• [RECORDS SUPPLIED]
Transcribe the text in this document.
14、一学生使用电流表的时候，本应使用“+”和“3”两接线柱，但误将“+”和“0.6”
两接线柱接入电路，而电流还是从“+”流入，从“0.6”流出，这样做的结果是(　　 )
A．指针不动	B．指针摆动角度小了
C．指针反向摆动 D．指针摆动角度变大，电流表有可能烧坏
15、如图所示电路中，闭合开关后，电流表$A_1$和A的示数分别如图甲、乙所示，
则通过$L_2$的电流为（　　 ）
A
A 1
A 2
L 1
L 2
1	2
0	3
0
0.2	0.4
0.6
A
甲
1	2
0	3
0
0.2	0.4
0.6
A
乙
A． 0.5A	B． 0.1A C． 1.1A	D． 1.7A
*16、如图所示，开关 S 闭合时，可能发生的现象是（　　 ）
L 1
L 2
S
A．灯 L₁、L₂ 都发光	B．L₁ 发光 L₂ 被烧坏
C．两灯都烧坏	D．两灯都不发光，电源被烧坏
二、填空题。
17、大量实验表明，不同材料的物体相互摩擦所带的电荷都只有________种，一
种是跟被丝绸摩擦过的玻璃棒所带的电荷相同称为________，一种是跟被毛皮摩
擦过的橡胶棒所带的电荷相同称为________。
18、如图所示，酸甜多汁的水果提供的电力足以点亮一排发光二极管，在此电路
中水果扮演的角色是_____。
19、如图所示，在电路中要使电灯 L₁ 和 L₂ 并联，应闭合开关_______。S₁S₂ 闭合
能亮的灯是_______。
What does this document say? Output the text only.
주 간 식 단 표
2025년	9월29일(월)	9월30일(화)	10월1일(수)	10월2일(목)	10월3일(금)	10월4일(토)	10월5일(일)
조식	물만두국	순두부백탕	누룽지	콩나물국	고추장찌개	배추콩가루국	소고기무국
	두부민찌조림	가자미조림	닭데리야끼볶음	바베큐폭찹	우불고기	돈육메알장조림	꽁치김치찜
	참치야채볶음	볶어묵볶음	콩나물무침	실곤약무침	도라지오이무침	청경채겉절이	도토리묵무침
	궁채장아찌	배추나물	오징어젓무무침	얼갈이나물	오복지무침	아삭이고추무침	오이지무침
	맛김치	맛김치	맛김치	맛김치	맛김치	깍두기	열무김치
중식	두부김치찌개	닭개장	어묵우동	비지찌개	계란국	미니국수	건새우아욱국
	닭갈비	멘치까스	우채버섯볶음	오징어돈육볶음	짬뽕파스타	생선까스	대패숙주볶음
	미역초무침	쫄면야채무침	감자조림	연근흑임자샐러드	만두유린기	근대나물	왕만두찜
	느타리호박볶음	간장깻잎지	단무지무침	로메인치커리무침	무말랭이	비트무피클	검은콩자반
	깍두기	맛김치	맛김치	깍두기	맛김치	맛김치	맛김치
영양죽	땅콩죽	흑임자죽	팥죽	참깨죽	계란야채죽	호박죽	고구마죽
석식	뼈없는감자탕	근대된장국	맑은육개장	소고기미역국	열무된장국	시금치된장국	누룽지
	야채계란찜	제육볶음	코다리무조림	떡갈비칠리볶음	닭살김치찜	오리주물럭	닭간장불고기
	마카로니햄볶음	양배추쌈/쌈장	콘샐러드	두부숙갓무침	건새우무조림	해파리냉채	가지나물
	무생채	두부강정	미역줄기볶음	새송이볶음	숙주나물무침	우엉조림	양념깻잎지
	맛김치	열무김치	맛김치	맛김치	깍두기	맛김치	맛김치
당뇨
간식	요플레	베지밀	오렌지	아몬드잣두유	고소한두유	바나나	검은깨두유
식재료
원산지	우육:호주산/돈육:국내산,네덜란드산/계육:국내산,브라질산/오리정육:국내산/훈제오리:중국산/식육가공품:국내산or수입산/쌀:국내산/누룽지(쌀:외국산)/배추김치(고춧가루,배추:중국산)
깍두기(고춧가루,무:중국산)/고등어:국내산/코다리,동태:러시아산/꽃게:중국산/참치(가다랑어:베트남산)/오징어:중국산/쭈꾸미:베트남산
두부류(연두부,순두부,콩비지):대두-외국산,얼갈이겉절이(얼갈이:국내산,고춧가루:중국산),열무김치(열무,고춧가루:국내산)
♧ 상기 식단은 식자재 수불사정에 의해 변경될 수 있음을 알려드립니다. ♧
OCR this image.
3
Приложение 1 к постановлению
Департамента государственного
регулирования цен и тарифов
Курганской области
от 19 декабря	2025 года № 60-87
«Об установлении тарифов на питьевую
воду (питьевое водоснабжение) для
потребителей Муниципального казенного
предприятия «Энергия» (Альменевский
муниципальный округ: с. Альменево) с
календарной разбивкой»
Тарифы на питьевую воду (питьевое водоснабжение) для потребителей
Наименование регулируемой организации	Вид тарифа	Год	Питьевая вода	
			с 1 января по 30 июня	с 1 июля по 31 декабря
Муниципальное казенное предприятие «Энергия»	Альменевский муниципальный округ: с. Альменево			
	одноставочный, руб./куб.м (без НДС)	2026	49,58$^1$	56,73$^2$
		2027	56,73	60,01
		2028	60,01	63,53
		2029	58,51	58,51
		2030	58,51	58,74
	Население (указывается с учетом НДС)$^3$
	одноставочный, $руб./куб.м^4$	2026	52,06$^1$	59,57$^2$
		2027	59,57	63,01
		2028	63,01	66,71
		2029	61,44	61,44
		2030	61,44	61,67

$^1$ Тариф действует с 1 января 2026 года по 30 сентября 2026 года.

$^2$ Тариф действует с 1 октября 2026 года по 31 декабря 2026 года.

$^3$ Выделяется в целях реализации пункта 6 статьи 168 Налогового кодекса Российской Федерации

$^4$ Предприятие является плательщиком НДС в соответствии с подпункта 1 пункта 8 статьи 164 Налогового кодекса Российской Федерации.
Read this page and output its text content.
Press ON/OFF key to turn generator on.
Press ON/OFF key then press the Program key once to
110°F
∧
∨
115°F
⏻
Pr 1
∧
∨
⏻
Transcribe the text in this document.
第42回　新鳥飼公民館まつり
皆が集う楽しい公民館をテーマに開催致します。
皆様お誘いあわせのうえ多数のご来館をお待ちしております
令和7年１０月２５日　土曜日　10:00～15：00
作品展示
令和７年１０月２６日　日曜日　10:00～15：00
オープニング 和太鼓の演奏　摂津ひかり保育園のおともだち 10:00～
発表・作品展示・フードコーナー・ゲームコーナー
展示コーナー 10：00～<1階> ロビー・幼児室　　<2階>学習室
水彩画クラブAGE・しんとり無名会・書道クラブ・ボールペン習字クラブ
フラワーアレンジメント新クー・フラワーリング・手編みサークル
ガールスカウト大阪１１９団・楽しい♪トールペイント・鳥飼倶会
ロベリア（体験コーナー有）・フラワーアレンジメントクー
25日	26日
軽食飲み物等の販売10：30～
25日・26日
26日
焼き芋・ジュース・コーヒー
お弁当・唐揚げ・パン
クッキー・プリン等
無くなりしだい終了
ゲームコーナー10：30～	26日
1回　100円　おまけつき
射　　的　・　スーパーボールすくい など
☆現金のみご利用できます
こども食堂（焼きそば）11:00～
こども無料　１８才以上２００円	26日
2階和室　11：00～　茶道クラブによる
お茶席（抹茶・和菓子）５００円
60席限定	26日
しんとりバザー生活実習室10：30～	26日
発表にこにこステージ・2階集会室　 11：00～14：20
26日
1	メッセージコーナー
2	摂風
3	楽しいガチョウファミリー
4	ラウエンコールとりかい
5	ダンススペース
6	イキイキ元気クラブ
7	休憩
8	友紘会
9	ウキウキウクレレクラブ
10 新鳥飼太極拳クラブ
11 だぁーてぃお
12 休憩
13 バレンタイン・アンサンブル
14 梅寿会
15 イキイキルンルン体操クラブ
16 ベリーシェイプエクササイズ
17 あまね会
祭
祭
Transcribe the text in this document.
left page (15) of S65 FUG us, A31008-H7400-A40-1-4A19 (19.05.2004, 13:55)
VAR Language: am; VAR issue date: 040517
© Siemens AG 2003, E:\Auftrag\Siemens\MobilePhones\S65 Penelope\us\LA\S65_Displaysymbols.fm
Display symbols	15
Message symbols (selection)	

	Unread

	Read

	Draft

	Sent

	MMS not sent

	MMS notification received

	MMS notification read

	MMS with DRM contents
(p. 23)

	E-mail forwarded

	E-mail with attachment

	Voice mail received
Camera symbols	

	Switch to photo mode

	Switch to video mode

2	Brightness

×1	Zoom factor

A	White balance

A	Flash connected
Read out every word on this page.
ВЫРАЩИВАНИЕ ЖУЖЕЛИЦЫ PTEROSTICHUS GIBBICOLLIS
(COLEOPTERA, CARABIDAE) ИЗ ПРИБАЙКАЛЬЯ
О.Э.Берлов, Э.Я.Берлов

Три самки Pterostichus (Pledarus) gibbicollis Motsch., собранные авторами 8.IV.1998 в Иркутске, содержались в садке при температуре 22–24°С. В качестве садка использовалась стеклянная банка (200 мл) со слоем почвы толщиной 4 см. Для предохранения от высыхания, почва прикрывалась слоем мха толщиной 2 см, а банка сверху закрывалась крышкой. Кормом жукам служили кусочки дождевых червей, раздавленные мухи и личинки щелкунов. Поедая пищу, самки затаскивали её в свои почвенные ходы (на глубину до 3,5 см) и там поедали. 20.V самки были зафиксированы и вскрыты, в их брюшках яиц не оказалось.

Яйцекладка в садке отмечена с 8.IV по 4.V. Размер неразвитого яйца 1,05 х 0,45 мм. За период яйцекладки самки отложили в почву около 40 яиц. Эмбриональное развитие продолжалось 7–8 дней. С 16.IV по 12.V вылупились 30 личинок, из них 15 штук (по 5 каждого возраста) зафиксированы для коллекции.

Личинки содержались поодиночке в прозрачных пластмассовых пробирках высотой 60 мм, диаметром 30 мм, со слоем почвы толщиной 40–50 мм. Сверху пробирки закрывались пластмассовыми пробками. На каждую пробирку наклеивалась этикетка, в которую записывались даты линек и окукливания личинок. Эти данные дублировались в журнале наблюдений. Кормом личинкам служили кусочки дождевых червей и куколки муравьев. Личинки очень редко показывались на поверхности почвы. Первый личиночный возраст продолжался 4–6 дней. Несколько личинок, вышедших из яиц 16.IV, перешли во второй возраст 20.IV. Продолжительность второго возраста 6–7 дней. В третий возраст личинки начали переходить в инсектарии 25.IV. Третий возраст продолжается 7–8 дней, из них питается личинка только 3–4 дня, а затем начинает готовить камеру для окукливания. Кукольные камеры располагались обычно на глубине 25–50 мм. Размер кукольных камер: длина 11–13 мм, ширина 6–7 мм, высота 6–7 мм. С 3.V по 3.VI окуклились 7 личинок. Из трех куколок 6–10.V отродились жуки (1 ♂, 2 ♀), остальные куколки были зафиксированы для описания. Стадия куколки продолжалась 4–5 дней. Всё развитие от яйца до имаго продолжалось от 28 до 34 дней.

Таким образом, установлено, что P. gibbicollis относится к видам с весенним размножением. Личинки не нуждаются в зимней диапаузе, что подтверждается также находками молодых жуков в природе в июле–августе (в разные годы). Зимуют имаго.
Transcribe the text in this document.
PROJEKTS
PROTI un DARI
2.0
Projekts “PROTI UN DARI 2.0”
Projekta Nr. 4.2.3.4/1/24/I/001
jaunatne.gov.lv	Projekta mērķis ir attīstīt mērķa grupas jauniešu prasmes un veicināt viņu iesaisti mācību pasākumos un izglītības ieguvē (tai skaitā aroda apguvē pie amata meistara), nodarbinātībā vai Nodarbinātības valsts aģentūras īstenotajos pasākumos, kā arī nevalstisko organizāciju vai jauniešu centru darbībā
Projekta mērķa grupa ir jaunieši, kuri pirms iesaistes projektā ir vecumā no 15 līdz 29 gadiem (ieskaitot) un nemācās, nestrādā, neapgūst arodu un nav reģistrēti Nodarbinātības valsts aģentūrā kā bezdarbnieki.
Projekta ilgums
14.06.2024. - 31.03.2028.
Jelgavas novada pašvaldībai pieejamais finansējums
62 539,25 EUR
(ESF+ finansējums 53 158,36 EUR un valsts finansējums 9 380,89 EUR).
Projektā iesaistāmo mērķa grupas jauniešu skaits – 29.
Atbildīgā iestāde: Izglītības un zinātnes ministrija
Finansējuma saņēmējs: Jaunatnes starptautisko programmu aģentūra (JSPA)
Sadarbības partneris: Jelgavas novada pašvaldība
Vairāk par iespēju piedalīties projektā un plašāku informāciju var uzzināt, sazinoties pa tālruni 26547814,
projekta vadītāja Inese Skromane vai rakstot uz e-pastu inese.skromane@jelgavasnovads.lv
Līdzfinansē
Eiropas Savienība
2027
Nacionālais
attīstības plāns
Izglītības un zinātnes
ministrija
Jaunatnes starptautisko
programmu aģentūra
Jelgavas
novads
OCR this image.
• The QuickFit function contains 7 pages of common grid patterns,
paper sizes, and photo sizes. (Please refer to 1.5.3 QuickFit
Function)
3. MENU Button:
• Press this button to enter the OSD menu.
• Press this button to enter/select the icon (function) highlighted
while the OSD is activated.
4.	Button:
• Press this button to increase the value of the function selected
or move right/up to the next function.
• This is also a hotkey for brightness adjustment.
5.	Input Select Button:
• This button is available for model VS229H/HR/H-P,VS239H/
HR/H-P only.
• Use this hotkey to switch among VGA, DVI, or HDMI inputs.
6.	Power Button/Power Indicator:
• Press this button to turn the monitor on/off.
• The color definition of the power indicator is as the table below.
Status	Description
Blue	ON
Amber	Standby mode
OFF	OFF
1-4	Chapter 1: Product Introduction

• [WHAT THE TASK REQUIRES] Find every line that has "декабря" in it, then return those lines.

• [ANSWER TO THE PROBLEM]
от 19 декабря	2025 года № 60-87
			с 1 января по 30 июня	с 1 июля по 31 декабря
$^2$ Тариф действует с 1 октября 2026 года по 31 декабря 2026 года.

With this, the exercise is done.